The problem »
Repeat the listing in full, exactly as it stands.

Stored records
--------
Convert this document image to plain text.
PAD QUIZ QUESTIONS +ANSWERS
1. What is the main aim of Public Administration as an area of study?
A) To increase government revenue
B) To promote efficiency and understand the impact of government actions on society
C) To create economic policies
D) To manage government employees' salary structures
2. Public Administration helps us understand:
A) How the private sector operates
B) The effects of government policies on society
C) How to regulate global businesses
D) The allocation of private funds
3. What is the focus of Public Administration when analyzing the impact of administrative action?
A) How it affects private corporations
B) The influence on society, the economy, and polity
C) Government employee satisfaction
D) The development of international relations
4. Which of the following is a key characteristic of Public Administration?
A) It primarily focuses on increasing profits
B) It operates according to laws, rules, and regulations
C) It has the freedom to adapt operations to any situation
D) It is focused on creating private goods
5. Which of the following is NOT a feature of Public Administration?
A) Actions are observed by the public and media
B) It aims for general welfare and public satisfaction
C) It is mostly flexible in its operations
--------
Task answer »
Convert this document image to plain text.
PAD QUIZ QUESTIONS +ANSWERS
1. What is the main aim of Public Administration as an area of study?
A) To increase government revenue
B) To promote efficiency and understand the impact of government actions on society
C) To create economic policies
D) To manage government employees' salary structures
2. Public Administration helps us understand:
A) How the private sector operates
B) The effects of government policies on society
C) How to regulate global businesses
D) The allocation of private funds
3. What is the focus of Public Administration when analyzing the impact of administrative action?
A) How it affects private corporations
B) The influence on society, the economy, and polity
C) Government employee satisfaction
D) The development of international relations
4. Which of the following is a key characteristic of Public Administration?
A) It primarily focuses on increasing profits
B) It operates according to laws, rules, and regulations
C) It has the freedom to adapt operations to any situation
D) It is focused on creating private goods
5. Which of the following is NOT a feature of Public Administration?
A) Actions are observed by the public and media
B) It aims for general welfare and public satisfaction
C) It is mostly flexible in its operations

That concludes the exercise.